## Verilen görev 1:
Kayıtların başından "data-point: [564, 285, 571, 292]" ifadesini içeren satıra kadar, o satır da dahil, bütün satırları aynen tekrar yaz.

────────────────

MAYIS-HAZİRAN 2022 / EL SANATLARI
Günlük ihtiyaçtan hâsıl olan eski bir meslek: Kalaycılık
Anadolu günlük yaşamında kullanılan en eski malzemelerden biri olarak tanıdığımız ve aynı zamanda bir kimya terimi olan kalay; gümüş renginde, bakır kapları kalaylama işinde kullanılan yumuşak bir maden. MTA (Maden Tetkik ve Arama) Genel Müdürlüğü araştırmalarınca ortaya konulan verilere göre ilk kalay ihtiva eden alaşımlar, M.Ö 3200-2500 yıllarında Mezopotamya’da kullanılmıştır. Oldukça yumuşak bir metal olan kalay, sanayi ve endüstride lehimlerde; çelik levhaların kaplanmasından kimya sektörüne, uçak ve gemi sanayiinden elektroniğe kadar geniş bir kullanım alanına sahip.

────────────────

## Verilen görev 2:
Kalaycılık üzerine olan yazıyı kaldığı yerden sürdür.

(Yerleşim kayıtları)

────────────────

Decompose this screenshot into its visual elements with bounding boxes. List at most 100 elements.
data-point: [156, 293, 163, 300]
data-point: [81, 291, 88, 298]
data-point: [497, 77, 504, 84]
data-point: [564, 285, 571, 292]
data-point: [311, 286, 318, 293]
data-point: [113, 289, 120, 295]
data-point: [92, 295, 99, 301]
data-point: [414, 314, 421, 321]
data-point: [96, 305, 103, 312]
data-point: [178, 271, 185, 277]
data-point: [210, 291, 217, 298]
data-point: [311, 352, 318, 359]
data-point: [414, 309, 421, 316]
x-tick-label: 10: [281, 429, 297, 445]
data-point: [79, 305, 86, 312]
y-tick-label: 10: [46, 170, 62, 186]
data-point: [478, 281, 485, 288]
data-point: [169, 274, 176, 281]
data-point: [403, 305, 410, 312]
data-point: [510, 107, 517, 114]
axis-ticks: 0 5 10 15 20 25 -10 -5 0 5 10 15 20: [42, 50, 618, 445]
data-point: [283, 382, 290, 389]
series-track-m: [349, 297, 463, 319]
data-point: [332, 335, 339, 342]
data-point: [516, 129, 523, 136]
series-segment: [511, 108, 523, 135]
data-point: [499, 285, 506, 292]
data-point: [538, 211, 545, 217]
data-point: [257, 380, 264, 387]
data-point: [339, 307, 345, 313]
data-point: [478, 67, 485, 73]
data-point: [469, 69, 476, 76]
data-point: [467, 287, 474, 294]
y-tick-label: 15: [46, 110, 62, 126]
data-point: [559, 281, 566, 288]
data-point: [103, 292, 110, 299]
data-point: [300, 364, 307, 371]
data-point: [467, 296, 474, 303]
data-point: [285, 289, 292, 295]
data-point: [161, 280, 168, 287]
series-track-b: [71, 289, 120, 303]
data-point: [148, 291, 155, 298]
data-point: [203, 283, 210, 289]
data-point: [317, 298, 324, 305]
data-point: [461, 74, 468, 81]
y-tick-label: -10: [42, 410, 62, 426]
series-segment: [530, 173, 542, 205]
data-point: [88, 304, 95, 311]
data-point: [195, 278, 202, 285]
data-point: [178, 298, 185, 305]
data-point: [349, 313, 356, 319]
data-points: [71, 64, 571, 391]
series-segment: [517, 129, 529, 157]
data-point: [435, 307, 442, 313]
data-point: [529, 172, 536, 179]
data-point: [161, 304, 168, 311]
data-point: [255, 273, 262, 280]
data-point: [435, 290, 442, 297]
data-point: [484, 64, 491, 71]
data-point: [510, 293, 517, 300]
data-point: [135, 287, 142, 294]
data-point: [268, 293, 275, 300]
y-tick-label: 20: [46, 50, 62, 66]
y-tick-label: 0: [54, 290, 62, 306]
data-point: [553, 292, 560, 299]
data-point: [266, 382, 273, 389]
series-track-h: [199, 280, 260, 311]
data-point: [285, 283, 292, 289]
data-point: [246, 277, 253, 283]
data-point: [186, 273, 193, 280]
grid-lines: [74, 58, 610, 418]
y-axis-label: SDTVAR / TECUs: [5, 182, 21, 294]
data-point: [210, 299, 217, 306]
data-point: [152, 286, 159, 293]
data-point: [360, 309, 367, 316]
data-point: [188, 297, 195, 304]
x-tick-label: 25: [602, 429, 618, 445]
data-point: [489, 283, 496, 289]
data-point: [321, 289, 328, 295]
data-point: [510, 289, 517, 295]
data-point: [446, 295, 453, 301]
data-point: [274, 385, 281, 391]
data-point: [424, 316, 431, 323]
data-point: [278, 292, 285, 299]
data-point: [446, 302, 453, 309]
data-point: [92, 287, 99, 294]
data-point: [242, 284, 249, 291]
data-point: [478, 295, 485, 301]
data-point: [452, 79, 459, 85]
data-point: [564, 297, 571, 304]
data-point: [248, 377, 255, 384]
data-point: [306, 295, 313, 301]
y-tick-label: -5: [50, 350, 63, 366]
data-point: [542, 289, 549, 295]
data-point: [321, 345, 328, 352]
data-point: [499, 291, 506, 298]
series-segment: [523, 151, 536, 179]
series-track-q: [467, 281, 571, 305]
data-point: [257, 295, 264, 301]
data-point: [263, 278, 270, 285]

────────────────

## Alıştırma yanıtı 1:
Decompose this screenshot into its visual elements with bounding boxes. List at most 100 elements.
data-point: [156, 293, 163, 300]
data-point: [81, 291, 88, 298]
data-point: [497, 77, 504, 84]
data-point: [564, 285, 571, 292]

## Alıştırma yanıtı 2:
Kalayın en çok bildiğimiz yönü ise Türk mutfağıyla özdeşleşmiş olan bakır kaplarla ayrı düşünülemez oluşudur. Özellikle pişirme için kullanılan bakır gereçlerin havayla teması neticesinde oluşan zararları önleyerek sağlıklı bir alaşım sağlayan kalay; hem bakırı, hem içinde pişirilen yemeği hem de insanı korumasıyla bilinmektedir. Bakır kaplara kalay işlemini yapan kişiye kalaycı denilir. Kalaycılık Anadolu’da günlük yaşamla iç içe geçmiş olup bir meslek halini almıştı. Öyle ki sabit dükkânları haricinde kalaycılar, sokak sokak dolaşarak insanların mutfaklarında kullandıkları bakır eşyaları kalaylamak için emek verirlerdi…
Şimdi ise kaybolmaya yüz tutmuş meslekler arasında sayılıyor kalaycılık… İlerleyen yaşlarına rağmen emeğini, atasından gördüklerini, insanların gündelik ihtiyacı olan kap kacak kalaylamayı alın teriyle sürdürmeye çalışan kalaycılar, artık çırak bulamamaktan ve bu geleneksel mesleğin yitip gitmesinden endişeli. Öyle ki gündelik hayatları için gerekli ihtiyaçlarını el becerileriyle karşılayan ve bu el becerileri adeta birer sanata, zanaate ve mesleğe dönüşmüş olan Türkler için bakır ve kalay günlük yaşamın ayrılmaz birer parçasıydı. Havayla ve ateşle teması sonucu içinde pişen yemeğe zararlı madde yayan bakırın, kalaylandığı taktirde bir şifa kaynağına dönüşeceğini bilecek ve asırlarca uygulayacak kadar hakimlerdi bakır ve kalaya. Böylelikle bakırın kullanıldığı her yerde kalay ve kalaycılar da olmak zorundaydı.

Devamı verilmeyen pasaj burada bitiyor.